▸ **DO THIS**:
Images do not belong in the copy. Retype all the entries below exactly.

▸ **EXTRACTED INFORMATION**:
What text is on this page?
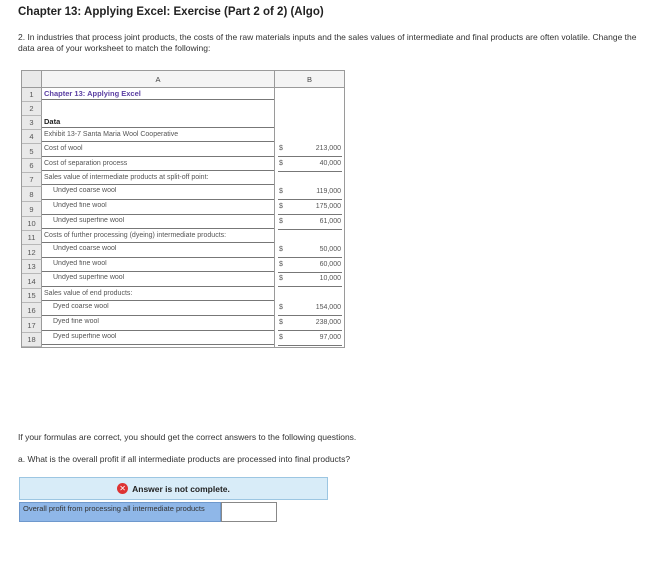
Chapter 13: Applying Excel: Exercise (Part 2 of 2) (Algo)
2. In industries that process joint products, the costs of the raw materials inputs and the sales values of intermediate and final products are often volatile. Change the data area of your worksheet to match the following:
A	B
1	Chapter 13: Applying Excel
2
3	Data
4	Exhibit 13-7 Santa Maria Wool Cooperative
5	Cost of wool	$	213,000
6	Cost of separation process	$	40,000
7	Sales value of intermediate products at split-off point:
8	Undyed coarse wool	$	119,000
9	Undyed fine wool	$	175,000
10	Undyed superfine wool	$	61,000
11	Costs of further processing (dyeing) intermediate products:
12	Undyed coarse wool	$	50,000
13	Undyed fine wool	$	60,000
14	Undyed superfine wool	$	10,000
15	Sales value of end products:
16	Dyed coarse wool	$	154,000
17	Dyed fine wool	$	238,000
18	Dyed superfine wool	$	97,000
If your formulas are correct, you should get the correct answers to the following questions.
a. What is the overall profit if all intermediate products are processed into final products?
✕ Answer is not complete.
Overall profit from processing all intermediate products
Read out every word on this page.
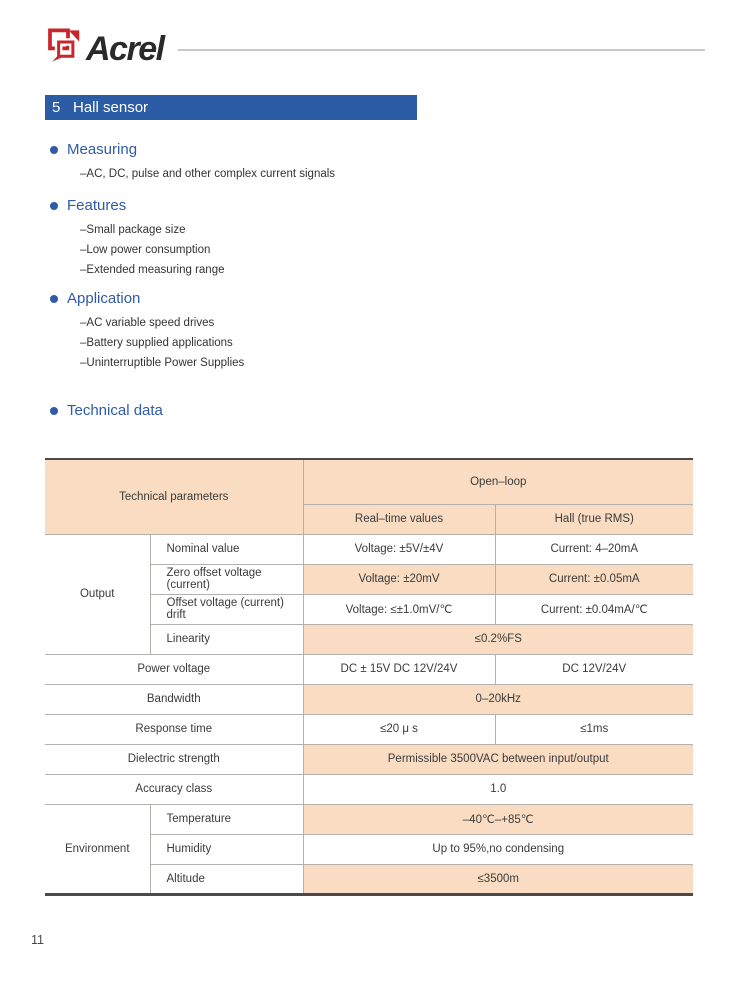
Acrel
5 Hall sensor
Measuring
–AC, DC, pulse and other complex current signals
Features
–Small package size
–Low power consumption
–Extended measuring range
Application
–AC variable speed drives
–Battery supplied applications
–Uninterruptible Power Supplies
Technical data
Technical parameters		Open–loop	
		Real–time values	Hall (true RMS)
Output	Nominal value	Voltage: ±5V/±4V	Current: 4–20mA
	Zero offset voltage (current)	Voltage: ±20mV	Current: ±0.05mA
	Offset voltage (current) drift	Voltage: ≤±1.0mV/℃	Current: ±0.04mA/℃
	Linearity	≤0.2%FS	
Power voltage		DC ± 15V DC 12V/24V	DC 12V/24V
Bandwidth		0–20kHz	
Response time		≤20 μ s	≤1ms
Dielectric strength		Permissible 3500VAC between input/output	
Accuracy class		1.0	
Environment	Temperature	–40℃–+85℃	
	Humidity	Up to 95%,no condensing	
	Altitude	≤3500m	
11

▸ **ANSWER IN FULL**:
What text is on this page?
Chapter 13: Applying Excel: Exercise (Part 2 of 2) (Algo)
2. In industries that process joint products, the costs of the raw materials inputs and the sales values of intermediate and final products are often volatile. Change the data area of your worksheet to match the following:
A	B
1	Chapter 13: Applying Excel
2
3	Data
4	Exhibit 13-7 Santa Maria Wool Cooperative
5	Cost of wool	$	213,000
6	Cost of separation process	$	40,000
7	Sales value of intermediate products at split-off point:
8	Undyed coarse wool	$	119,000
9	Undyed fine wool	$	175,000
10	Undyed superfine wool	$	61,000
11	Costs of further processing (dyeing) intermediate products:
12	Undyed coarse wool	$	50,000
13	Undyed fine wool	$	60,000
14	Undyed superfine wool	$	10,000
15	Sales value of end products:
16	Dyed coarse wool	$	154,000
17	Dyed fine wool	$	238,000
18	Dyed superfine wool	$	97,000
If your formulas are correct, you should get the correct answers to the following questions.
a. What is the overall profit if all intermediate products are processed into final products?
✕ Answer is not complete.
Overall profit from processing all intermediate products
Read out every word on this page.
Acrel
5 Hall sensor
Measuring
–AC, DC, pulse and other complex current signals
Features
–Small package size
–Low power consumption
–Extended measuring range
Application
–AC variable speed drives
–Battery supplied applications
–Uninterruptible Power Supplies
Technical data
Technical parameters		Open–loop	
		Real–time values	Hall (true RMS)
Output	Nominal value	Voltage: ±5V/±4V	Current: 4–20mA
	Zero offset voltage (current)	Voltage: ±20mV	Current: ±0.05mA
	Offset voltage (current) drift	Voltage: ≤±1.0mV/℃	Current: ±0.04mA/℃
	Linearity	≤0.2%FS	
Power voltage		DC ± 15V DC 12V/24V	DC 12V/24V
Bandwidth		0–20kHz	
Response time		≤20 μ s	≤1ms
Dielectric strength		Permissible 3500VAC between input/output	
Accuracy class		1.0	
Environment	Temperature	–40℃–+85℃	
	Humidity	Up to 95%,no condensing	
	Altitude	≤3500m	
11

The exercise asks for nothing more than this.